Your goal:
Each entry needs to be restated exactly as written.

Records for this task:
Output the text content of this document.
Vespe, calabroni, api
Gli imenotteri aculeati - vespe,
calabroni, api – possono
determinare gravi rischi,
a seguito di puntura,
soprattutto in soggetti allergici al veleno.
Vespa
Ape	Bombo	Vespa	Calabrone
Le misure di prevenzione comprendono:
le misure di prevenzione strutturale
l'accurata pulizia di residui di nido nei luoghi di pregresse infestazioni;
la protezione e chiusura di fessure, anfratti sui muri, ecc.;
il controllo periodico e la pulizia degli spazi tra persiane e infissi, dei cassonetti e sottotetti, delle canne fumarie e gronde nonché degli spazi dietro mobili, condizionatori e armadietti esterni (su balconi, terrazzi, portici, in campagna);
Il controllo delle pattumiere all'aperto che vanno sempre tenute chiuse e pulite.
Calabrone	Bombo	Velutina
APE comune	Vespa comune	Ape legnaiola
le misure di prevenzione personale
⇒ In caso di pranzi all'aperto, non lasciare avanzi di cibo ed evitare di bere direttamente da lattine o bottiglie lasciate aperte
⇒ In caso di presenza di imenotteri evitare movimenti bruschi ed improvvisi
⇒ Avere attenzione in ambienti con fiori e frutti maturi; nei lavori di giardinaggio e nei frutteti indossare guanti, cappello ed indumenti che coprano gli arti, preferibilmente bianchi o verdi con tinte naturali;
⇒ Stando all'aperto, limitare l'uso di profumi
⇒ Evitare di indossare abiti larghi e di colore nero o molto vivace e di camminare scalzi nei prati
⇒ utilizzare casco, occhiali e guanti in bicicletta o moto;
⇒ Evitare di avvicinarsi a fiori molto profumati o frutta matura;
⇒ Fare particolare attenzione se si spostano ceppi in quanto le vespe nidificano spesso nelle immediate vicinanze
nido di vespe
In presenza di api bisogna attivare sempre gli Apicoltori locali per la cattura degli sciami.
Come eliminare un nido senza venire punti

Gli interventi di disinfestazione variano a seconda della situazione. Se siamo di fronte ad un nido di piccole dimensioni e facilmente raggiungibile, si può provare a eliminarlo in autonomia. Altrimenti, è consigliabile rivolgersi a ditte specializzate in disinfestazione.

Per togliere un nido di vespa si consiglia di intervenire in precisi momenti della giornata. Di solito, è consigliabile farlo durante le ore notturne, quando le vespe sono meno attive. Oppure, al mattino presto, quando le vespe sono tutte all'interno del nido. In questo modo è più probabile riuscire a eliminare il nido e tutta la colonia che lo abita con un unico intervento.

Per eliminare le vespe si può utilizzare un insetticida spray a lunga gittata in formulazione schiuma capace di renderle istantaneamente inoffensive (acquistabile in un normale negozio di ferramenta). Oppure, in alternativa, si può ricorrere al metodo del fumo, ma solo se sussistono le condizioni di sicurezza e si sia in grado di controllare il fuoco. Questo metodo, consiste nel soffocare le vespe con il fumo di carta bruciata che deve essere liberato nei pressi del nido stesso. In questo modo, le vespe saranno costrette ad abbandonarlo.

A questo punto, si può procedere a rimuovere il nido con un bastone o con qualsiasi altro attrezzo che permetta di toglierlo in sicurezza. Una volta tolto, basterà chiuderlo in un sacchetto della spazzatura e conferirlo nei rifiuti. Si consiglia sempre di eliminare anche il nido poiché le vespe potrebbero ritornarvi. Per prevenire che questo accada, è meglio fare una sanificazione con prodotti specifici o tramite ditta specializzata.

Problem solution:
Output the text content of this document.
Vespe, calabroni, api
Gli imenotteri aculeati - vespe,
calabroni, api – possono
determinare gravi rischi,
a seguito di puntura,
soprattutto in soggetti allergici al veleno.
Vespa
Ape	Bombo	Vespa	Calabrone
Le misure di prevenzione comprendono:
le misure di prevenzione strutturale
l'accurata pulizia di residui di nido nei luoghi di pregresse infestazioni;
la protezione e chiusura di fessure, anfratti sui muri, ecc.;
il controllo periodico e la pulizia degli spazi tra persiane e infissi, dei cassonetti e sottotetti, delle canne fumarie e gronde nonché degli spazi dietro mobili, condizionatori e armadietti esterni (su balconi, terrazzi, portici, in campagna);
Il controllo delle pattumiere all'aperto che vanno sempre tenute chiuse e pulite.
Calabrone	Bombo	Velutina
APE comune	Vespa comune	Ape legnaiola
le misure di prevenzione personale
⇒ In caso di pranzi all'aperto, non lasciare avanzi di cibo ed evitare di bere direttamente da lattine o bottiglie lasciate aperte
⇒ In caso di presenza di imenotteri evitare movimenti bruschi ed improvvisi
⇒ Avere attenzione in ambienti con fiori e frutti maturi; nei lavori di giardinaggio e nei frutteti indossare guanti, cappello ed indumenti che coprano gli arti, preferibilmente bianchi o verdi con tinte naturali;
⇒ Stando all'aperto, limitare l'uso di profumi
⇒ Evitare di indossare abiti larghi e di colore nero o molto vivace e di camminare scalzi nei prati
⇒ utilizzare casco, occhiali e guanti in bicicletta o moto;
⇒ Evitare di avvicinarsi a fiori molto profumati o frutta matura;
⇒ Fare particolare attenzione se si spostano ceppi in quanto le vespe nidificano spesso nelle immediate vicinanze
nido di vespe
In presenza di api bisogna attivare sempre gli Apicoltori locali per la cattura degli sciami.
Come eliminare un nido senza venire punti

Gli interventi di disinfestazione variano a seconda della situazione. Se siamo di fronte ad un nido di piccole dimensioni e facilmente raggiungibile, si può provare a eliminarlo in autonomia. Altrimenti, è consigliabile rivolgersi a ditte specializzate in disinfestazione.

Per togliere un nido di vespa si consiglia di intervenire in precisi momenti della giornata. Di solito, è consigliabile farlo durante le ore notturne, quando le vespe sono meno attive. Oppure, al mattino presto, quando le vespe sono tutte all'interno del nido. In questo modo è più probabile riuscire a eliminare il nido e tutta la colonia che lo abita con un unico intervento.

Per eliminare le vespe si può utilizzare un insetticida spray a lunga gittata in formulazione schiuma capace di renderle istantaneamente inoffensive (acquistabile in un normale negozio di ferramenta). Oppure, in alternativa, si può ricorrere al metodo del fumo, ma solo se sussistono le condizioni di sicurezza e si sia in grado di controllare il fuoco. Questo metodo, consiste nel soffocare le vespe con il fumo di carta bruciata che deve essere liberato nei pressi del nido stesso. In questo modo, le vespe saranno costrette ad abbandonarlo.

A questo punto, si può procedere a rimuovere il nido con un bastone o con qualsiasi altro attrezzo che permetta di toglierlo in sicurezza. Una volta tolto, basterà chiuderlo in un sacchetto della spazzatura e conferirlo nei rifiuti. Si consiglia sempre di eliminare anche il nido poiché le vespe potrebbero ritornarvi. Per prevenire che questo accada, è meglio fare una sanificazione con prodotti specifici o tramite ditta specializzata.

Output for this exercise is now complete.